## Information given

────────────────────

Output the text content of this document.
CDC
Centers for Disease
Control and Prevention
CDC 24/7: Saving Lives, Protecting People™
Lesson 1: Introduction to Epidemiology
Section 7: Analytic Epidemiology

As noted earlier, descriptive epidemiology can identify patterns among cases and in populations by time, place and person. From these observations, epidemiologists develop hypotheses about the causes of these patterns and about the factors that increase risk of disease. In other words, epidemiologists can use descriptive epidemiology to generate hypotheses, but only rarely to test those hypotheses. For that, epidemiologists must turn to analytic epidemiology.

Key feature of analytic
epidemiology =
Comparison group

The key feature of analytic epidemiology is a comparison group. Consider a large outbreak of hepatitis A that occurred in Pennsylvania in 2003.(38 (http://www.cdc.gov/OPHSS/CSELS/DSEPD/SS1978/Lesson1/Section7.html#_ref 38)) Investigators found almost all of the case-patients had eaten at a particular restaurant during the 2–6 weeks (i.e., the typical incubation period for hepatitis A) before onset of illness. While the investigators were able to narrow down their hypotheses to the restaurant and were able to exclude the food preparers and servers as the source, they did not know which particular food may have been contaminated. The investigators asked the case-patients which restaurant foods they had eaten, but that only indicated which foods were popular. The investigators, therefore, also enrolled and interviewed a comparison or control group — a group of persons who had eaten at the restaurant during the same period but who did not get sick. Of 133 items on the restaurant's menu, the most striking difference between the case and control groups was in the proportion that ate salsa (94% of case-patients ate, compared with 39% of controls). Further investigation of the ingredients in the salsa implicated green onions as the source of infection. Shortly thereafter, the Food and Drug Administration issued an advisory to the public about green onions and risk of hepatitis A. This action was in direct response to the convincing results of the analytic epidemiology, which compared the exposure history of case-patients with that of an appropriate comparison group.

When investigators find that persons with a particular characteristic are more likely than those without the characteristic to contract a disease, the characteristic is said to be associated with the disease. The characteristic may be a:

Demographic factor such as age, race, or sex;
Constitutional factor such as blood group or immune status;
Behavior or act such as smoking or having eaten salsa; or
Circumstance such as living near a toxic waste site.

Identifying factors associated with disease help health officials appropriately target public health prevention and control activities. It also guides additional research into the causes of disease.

────────────────────

## What you will do
Select every line of the material above holding the word "causes" and copy it.

## Solution below
As noted earlier, descriptive epidemiology can identify patterns among cases and in populations by time, place and person. From these observations, epidemiologists develop hypotheses about the causes of these patterns and about the factors that increase risk of disease. In other words, epidemiologists can use descriptive epidemiology to generate hypotheses, but only rarely to test those hypotheses. For that, epidemiologists must turn to analytic epidemiology.
Identifying factors associated with disease help health officials appropriately target public health prevention and control activities. It also guides additional research into the causes of disease.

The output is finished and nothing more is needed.